• **Exercise**
Search the entries below for the word "band" and copy every line where it appears.

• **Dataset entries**
________________________________________
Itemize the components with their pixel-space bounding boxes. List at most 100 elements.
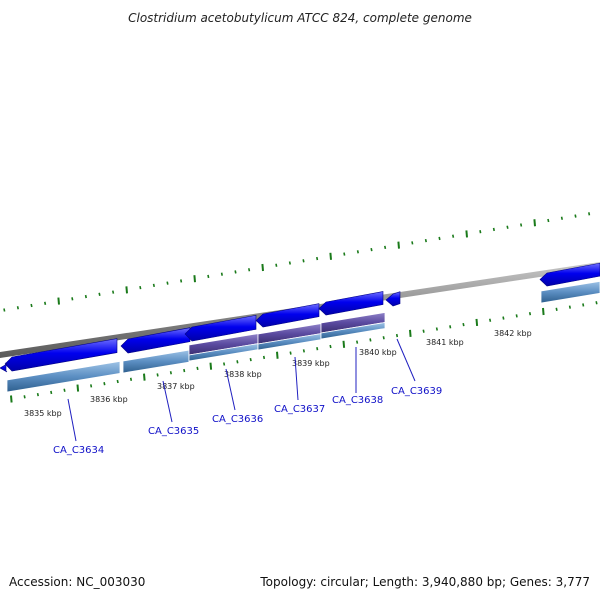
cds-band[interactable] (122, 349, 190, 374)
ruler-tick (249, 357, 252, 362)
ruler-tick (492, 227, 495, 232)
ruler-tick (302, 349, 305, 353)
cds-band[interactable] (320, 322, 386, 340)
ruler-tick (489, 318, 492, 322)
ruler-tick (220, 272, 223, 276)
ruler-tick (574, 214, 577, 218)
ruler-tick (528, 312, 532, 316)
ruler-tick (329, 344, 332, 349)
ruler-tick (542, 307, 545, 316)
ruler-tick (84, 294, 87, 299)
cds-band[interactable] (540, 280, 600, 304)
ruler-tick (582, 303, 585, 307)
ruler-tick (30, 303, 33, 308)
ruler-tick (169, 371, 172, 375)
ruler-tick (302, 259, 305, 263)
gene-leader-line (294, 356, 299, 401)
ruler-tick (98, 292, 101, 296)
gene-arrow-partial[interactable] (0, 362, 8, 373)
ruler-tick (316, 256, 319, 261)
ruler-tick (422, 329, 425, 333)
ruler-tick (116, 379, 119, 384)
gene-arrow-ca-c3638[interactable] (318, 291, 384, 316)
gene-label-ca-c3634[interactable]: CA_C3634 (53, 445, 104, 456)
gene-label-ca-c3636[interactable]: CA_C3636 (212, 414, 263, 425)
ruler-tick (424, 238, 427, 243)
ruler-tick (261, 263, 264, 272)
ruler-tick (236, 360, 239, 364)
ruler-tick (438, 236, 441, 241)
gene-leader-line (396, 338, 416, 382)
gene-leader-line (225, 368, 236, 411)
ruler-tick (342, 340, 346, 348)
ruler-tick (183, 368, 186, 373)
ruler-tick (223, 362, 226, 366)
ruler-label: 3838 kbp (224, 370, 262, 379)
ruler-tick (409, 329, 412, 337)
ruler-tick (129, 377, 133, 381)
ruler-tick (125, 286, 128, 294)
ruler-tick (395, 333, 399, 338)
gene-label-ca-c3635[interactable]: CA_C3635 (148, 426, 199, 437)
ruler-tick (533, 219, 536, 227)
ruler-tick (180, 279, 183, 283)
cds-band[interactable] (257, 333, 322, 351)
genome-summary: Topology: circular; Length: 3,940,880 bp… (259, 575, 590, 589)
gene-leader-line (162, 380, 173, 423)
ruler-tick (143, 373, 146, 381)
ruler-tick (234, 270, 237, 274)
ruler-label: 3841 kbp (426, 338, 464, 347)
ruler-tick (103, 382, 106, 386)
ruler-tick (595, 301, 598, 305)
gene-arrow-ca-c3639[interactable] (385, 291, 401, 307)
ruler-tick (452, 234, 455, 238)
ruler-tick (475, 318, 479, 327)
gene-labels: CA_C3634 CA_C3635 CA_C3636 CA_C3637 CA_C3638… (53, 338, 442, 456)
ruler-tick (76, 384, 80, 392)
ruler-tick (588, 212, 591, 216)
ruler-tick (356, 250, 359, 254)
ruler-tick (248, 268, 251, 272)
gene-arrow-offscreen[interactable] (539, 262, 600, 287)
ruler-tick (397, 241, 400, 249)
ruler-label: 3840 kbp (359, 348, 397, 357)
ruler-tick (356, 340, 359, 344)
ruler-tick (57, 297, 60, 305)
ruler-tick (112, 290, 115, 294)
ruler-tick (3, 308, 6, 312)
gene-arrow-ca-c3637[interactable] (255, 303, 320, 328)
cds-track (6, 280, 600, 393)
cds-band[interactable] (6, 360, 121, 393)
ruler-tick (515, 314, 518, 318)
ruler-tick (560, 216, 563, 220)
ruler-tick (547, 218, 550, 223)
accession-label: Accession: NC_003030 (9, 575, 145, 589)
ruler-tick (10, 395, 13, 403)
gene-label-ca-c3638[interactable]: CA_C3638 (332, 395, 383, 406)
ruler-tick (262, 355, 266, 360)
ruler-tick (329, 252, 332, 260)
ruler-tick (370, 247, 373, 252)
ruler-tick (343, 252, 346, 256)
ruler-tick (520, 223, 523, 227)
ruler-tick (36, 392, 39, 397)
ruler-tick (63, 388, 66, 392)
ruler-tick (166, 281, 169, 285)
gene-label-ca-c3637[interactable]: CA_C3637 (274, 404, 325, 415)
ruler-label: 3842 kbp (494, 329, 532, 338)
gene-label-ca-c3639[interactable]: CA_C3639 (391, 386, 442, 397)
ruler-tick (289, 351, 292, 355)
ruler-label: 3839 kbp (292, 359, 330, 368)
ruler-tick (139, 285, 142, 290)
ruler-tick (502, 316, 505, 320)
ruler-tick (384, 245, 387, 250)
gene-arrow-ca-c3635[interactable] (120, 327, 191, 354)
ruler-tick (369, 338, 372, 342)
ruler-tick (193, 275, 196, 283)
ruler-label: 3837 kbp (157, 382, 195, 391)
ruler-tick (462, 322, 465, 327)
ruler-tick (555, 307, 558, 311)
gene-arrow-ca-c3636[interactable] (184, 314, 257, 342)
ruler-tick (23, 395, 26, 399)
________________________________________
• **Answer space**
cds-band[interactable] (122, 349, 190, 374)
cds-band[interactable] (320, 322, 386, 340)
cds-band[interactable] (540, 280, 600, 304)
cds-band[interactable] (257, 333, 322, 351)
cds-band[interactable] (6, 360, 121, 393)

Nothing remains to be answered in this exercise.